— THE REQUEST —
Which lines hold the word "name"? Copy each one.

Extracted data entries
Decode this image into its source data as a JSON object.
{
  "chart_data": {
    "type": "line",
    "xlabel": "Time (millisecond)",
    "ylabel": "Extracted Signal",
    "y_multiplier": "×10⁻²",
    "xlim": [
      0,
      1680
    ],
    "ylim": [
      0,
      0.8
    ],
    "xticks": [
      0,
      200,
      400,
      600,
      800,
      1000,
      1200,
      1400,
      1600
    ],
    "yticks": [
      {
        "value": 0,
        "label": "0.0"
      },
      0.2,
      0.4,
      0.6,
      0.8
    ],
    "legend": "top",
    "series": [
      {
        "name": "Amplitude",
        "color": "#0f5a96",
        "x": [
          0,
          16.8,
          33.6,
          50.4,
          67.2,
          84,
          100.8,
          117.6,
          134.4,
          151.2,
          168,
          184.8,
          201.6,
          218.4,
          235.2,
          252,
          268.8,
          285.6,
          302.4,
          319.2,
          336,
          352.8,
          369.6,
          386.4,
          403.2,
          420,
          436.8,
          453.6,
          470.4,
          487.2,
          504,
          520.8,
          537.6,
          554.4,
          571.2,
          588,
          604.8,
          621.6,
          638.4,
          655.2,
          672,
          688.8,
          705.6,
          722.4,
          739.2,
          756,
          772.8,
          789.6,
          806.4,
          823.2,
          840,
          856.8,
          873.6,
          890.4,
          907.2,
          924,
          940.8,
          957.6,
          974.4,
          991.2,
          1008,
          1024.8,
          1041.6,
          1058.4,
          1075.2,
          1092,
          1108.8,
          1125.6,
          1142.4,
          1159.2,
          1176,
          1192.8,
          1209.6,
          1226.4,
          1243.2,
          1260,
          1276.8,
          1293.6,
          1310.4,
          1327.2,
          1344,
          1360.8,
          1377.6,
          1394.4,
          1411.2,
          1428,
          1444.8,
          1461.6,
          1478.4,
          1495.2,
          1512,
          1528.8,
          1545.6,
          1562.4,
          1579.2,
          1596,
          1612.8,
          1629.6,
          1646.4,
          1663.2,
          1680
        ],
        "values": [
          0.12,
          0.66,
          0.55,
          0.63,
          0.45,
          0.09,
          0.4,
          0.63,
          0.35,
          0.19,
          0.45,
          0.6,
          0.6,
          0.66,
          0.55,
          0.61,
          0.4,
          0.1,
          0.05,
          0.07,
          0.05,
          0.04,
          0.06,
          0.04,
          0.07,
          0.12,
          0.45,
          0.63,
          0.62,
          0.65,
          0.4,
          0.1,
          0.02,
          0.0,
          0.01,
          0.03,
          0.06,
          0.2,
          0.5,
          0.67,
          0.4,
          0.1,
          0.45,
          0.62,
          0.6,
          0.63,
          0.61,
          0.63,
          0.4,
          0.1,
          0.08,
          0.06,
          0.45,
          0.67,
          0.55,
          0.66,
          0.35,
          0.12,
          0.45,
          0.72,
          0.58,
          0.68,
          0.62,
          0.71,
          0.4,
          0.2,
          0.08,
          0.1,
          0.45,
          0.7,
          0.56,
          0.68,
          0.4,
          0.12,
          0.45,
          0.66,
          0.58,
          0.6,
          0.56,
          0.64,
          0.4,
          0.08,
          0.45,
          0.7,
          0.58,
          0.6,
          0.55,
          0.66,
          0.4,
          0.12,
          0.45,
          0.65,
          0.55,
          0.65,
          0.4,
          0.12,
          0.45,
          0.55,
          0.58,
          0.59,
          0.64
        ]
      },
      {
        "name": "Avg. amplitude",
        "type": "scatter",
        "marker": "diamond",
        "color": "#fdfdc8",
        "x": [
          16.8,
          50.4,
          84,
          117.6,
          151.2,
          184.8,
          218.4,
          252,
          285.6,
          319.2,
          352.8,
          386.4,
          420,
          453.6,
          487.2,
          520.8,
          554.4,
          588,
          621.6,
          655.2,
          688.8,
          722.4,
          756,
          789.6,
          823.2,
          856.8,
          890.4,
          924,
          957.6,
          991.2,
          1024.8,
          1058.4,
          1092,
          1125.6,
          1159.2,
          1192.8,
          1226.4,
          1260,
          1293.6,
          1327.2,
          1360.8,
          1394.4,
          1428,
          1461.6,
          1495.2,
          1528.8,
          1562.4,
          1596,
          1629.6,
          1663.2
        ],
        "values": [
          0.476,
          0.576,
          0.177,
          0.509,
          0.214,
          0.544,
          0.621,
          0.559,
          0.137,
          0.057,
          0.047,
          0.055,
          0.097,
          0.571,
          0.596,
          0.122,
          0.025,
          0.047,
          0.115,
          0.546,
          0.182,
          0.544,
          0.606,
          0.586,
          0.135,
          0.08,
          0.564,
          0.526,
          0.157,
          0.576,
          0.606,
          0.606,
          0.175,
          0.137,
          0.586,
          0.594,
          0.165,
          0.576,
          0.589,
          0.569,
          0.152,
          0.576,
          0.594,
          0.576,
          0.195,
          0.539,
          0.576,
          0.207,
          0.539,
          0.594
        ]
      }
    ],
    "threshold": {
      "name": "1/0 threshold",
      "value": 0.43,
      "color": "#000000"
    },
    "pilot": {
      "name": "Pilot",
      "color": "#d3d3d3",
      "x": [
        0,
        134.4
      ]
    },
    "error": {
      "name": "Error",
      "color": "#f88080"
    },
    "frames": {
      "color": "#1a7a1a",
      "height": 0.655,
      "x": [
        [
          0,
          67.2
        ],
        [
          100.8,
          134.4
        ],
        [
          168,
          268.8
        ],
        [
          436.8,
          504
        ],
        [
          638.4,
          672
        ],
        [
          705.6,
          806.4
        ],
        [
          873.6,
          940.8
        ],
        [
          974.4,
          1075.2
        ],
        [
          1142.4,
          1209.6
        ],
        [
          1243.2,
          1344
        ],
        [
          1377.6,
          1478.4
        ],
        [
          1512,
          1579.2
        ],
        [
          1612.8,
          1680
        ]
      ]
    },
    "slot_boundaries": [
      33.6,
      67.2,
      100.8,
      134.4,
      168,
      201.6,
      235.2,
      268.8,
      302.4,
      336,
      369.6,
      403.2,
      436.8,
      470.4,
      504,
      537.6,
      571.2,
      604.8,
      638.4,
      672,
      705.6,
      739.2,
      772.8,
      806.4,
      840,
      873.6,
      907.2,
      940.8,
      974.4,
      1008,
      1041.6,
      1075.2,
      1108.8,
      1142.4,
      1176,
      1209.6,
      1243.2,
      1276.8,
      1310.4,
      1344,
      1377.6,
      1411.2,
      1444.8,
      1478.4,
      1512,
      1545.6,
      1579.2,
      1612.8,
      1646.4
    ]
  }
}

— ANSWER FOR THIS EXERCISE —
        "name": "Amplitude",
        "name": "Avg. amplitude",
      "name": "1/0 threshold",
      "name": "Pilot",
      "name": "Error",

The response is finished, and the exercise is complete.